• Data entries:
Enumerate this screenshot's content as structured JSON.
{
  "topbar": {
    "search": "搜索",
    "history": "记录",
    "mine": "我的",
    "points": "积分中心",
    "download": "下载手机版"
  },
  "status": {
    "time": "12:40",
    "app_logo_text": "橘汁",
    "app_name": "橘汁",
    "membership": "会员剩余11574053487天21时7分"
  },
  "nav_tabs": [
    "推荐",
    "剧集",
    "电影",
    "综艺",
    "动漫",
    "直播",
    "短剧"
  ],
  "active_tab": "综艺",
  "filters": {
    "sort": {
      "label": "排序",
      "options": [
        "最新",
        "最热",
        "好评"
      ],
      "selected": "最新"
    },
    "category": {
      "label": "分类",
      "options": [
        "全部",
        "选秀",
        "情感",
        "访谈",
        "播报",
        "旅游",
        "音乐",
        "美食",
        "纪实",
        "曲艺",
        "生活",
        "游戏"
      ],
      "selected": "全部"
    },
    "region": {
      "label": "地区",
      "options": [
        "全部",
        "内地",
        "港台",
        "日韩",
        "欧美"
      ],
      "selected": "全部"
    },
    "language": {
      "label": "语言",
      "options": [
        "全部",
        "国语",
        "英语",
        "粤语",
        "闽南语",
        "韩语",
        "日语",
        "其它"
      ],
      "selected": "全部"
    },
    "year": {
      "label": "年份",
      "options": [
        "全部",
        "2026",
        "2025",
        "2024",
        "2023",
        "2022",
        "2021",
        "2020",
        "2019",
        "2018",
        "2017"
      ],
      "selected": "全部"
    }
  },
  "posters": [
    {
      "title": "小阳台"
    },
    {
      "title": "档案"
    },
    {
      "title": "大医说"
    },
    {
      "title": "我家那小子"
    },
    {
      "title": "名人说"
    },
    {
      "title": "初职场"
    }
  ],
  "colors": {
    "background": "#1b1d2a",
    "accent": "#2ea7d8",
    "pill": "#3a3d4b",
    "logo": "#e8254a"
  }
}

• Challenge: Copy out every line of the data that includes the word "title".

• Exercise output:
      "title": "小阳台"
      "title": "档案"
      "title": "大医说"
      "title": "我家那小子"
      "title": "名人说"
      "title": "初职场"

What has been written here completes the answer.